* GOAL OF THE EXERCISE:
Filter for the word "допускается" and keep each matching line.

* PROVIDED RECORDS:

┌──

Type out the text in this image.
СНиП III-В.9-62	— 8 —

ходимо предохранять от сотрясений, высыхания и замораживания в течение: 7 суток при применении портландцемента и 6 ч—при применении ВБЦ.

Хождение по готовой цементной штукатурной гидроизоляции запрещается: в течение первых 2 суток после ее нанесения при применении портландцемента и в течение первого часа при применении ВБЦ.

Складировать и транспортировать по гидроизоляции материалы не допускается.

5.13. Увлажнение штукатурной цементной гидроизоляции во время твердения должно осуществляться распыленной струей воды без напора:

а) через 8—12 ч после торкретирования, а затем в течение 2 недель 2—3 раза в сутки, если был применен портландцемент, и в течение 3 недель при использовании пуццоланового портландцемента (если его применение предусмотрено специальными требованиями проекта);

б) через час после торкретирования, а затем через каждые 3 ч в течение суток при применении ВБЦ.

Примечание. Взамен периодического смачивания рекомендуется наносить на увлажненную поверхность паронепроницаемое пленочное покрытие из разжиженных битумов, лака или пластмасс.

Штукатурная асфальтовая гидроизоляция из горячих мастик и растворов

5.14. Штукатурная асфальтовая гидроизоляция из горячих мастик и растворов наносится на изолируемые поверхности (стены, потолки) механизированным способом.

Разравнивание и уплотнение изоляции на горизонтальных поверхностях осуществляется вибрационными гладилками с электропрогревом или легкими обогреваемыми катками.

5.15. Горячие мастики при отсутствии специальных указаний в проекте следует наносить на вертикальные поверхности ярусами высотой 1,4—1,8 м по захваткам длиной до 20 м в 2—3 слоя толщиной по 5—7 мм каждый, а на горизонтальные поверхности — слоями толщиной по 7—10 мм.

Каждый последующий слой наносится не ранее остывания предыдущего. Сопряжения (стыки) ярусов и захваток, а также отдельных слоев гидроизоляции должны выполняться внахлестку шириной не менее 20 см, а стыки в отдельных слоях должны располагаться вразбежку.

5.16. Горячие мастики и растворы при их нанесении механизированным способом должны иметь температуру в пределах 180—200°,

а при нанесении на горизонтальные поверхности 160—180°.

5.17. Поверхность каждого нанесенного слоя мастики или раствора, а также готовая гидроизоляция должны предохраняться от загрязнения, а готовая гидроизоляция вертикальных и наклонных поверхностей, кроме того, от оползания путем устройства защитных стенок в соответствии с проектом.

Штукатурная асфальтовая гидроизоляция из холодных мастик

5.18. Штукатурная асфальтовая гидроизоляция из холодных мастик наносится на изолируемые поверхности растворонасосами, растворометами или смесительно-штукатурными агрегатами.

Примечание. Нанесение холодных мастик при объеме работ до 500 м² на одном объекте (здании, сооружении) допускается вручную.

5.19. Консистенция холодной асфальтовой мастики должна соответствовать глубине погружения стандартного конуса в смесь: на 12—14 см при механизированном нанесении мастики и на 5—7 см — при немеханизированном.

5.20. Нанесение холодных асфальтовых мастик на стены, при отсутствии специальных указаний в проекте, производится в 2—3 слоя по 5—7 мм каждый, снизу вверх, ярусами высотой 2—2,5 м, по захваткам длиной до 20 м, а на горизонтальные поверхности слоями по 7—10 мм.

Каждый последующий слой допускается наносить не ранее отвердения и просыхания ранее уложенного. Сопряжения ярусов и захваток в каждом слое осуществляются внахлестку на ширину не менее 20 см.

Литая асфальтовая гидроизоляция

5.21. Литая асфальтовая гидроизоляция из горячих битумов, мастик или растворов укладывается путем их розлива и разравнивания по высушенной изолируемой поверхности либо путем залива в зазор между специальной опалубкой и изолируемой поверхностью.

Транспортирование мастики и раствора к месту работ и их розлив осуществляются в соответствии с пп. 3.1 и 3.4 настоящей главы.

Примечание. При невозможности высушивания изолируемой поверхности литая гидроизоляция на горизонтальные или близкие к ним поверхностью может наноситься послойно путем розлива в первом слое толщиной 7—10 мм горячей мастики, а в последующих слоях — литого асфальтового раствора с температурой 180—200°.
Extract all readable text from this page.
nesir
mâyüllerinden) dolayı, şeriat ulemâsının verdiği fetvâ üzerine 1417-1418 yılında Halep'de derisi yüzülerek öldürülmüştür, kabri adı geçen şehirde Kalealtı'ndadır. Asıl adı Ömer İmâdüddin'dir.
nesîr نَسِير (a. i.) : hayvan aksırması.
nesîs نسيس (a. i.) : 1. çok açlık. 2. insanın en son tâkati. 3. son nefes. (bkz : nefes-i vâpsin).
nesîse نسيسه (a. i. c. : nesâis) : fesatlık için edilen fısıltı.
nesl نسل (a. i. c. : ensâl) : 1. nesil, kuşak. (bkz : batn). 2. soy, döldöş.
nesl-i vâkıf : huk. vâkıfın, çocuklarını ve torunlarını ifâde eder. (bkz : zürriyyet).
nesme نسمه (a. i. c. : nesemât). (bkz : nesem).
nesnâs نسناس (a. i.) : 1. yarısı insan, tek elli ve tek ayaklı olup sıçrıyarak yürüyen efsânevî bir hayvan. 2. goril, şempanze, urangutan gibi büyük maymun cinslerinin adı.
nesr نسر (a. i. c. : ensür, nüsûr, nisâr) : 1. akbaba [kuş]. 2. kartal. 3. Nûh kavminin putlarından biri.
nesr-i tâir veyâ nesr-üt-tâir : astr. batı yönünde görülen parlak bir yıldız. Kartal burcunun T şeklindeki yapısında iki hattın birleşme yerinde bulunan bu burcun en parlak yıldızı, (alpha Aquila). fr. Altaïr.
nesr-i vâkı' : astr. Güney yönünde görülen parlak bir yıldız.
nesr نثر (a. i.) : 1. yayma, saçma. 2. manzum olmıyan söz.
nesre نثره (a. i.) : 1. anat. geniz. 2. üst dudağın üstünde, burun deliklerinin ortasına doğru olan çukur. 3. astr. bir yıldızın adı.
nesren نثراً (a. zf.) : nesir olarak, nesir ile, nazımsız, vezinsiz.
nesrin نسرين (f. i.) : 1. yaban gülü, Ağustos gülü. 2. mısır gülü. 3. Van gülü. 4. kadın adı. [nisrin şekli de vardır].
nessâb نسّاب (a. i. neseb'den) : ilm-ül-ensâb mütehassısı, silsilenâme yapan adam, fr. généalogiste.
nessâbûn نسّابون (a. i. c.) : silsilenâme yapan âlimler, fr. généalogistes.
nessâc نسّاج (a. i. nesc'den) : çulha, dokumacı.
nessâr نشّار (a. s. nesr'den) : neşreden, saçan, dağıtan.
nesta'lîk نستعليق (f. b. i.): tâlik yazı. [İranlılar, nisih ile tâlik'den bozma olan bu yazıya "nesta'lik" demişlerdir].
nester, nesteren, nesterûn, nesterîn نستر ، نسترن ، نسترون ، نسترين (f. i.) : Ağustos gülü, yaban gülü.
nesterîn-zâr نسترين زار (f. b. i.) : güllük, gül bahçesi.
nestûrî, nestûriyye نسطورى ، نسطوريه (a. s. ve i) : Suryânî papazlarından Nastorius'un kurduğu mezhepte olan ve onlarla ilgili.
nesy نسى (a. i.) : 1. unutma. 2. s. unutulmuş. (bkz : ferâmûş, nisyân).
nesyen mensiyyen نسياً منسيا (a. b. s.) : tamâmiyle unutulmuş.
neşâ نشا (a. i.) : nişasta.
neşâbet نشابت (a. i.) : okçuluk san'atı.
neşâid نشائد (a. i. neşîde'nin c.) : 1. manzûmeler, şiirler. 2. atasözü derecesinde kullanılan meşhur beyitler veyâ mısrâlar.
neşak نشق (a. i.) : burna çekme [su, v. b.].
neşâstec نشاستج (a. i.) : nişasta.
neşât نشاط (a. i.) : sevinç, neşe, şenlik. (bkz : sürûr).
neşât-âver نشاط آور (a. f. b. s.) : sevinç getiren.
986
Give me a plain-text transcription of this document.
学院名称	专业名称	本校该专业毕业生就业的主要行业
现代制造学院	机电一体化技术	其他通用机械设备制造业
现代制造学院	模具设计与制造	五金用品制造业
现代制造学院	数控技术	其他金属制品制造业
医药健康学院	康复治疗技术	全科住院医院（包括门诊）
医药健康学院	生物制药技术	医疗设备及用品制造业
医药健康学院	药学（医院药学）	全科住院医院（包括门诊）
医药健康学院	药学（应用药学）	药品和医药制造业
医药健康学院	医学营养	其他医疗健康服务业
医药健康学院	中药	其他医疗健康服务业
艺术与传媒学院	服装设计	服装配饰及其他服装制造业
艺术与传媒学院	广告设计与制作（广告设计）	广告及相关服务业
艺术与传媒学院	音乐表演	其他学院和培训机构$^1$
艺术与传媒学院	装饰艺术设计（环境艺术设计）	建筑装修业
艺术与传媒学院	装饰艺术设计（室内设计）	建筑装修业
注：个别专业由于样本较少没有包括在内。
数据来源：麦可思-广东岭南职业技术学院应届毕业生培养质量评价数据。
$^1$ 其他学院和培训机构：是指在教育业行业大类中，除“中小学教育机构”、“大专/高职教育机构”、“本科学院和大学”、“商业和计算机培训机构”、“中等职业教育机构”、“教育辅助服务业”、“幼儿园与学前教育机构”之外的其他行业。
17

└──

* THE REPLY:
Складировать и транспортировать по гидроизоляции материалы не допускается.
Примечание. Нанесение холодных мастик при объеме работ до 500 м² на одном объекте (здании, сооружении) допускается вручную.
Каждый последующий слой допускается наносить не ранее отвердения и просыхания ранее уложенного. Сопряжения ярусов и захваток в каждом слое осуществляются внахлестку на ширину не менее 20 см.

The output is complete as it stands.